┌─ Given entries
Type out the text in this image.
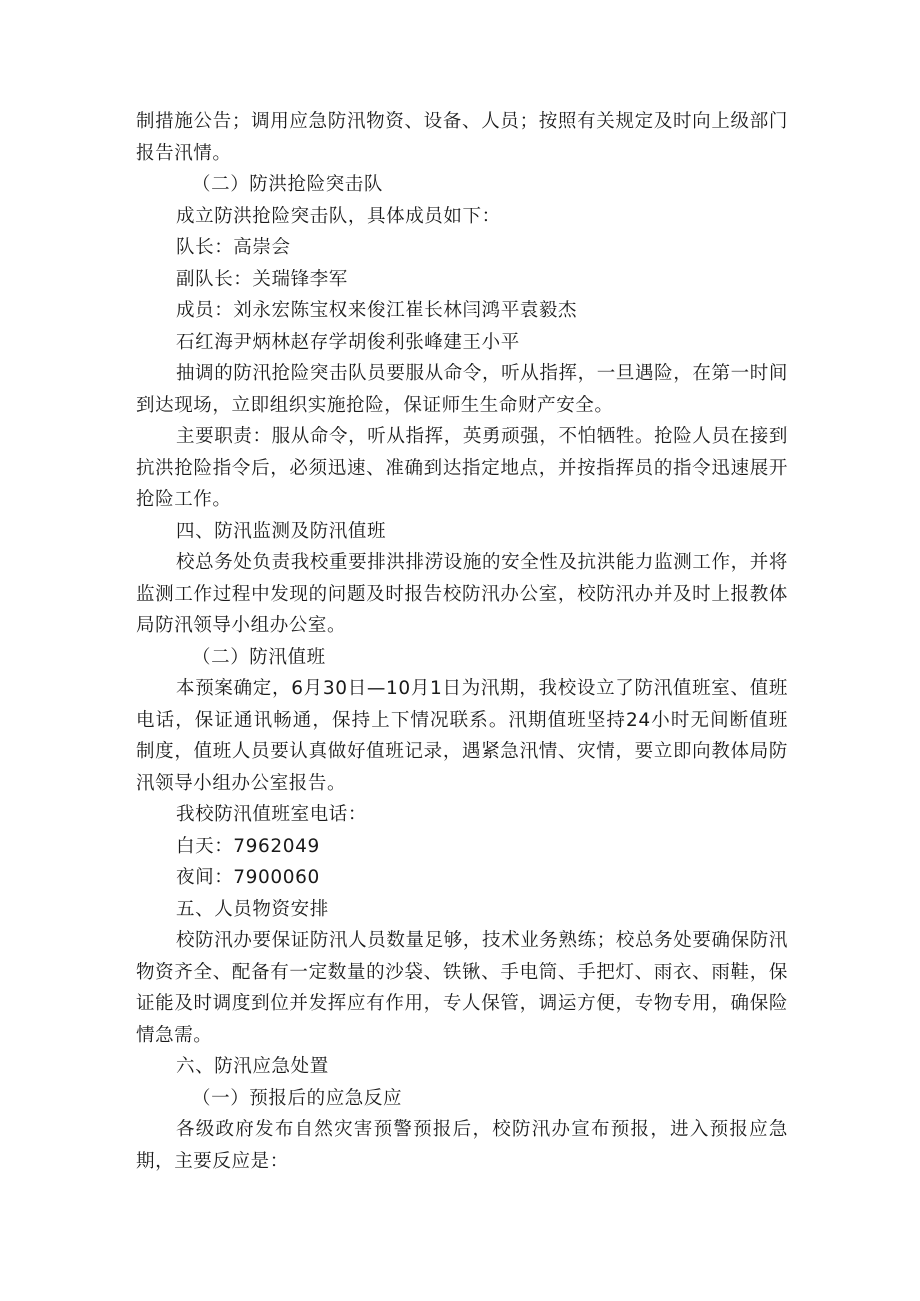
制措施公告；调用应急防汛物资、设备、人员；按照有关规定及时向上级部门报告汛情。

（二）防洪抢险突击队

成立防洪抢险突击队，具体成员如下：

队长：高崇会

副队长：关瑞锋李军

成员：刘永宏陈宝权来俊江崔长林闫鸿平袁毅杰

石红海尹炳林赵存学胡俊利张峰建王小平

抽调的防汛抢险突击队员要服从命令，听从指挥，一旦遇险，在第一时间到达现场，立即组织实施抢险，保证师生生命财产安全。

主要职责：服从命令，听从指挥，英勇顽强，不怕牺牲。抢险人员在接到抗洪抢险指令后，必须迅速、准确到达指定地点，并按指挥员的指令迅速展开抢险工作。

四、防汛监测及防汛值班

校总务处负责我校重要排洪排涝设施的安全性及抗洪能力监测工作，并将监测工作过程中发现的问题及时报告校防汛办公室，校防汛办并及时上报教体局防汛领导小组办公室。

（二）防汛值班

本预案确定，6月30日—10月1日为汛期，我校设立了防汛值班室、值班电话，保证通讯畅通，保持上下情况联系。汛期值班坚持24小时无间断值班制度，值班人员要认真做好值班记录，遇紧急汛情、灾情，要立即向教体局防汛领导小组办公室报告。

我校防汛值班室电话：

白天：7962049

夜间：7900060

五、人员物资安排

校防汛办要保证防汛人员数量足够，技术业务熟练；校总务处要确保防汛物资齐全、配备有一定数量的沙袋、铁锹、手电筒、手把灯、雨衣、雨鞋，保证能及时调度到位并发挥应有作用，专人保管，调运方便，专物专用，确保险情急需。

六、防汛应急处置

（一）预报后的应急反应

各级政府发布自然灾害预警预报后，校防汛办宣布预报，进入预报应急期，主要反应是：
└─
Print each entry shown above with exact wording and no pictures.

Type out the text in this image.
制措施公告；调用应急防汛物资、设备、人员；按照有关规定及时向上级部门报告汛情。

（二）防洪抢险突击队

成立防洪抢险突击队，具体成员如下：

队长：高崇会

副队长：关瑞锋李军

成员：刘永宏陈宝权来俊江崔长林闫鸿平袁毅杰

石红海尹炳林赵存学胡俊利张峰建王小平

抽调的防汛抢险突击队员要服从命令，听从指挥，一旦遇险，在第一时间到达现场，立即组织实施抢险，保证师生生命财产安全。

主要职责：服从命令，听从指挥，英勇顽强，不怕牺牲。抢险人员在接到抗洪抢险指令后，必须迅速、准确到达指定地点，并按指挥员的指令迅速展开抢险工作。

四、防汛监测及防汛值班

校总务处负责我校重要排洪排涝设施的安全性及抗洪能力监测工作，并将监测工作过程中发现的问题及时报告校防汛办公室，校防汛办并及时上报教体局防汛领导小组办公室。

（二）防汛值班

本预案确定，6月30日—10月1日为汛期，我校设立了防汛值班室、值班电话，保证通讯畅通，保持上下情况联系。汛期值班坚持24小时无间断值班制度，值班人员要认真做好值班记录，遇紧急汛情、灾情，要立即向教体局防汛领导小组办公室报告。

我校防汛值班室电话：

白天：7962049

夜间：7900060

五、人员物资安排

校防汛办要保证防汛人员数量足够，技术业务熟练；校总务处要确保防汛物资齐全、配备有一定数量的沙袋、铁锹、手电筒、手把灯、雨衣、雨鞋，保证能及时调度到位并发挥应有作用，专人保管，调运方便，专物专用，确保险情急需。

六、防汛应急处置

（一）预报后的应急反应

各级政府发布自然灾害预警预报后，校防汛办宣布预报，进入预报应急期，主要反应是：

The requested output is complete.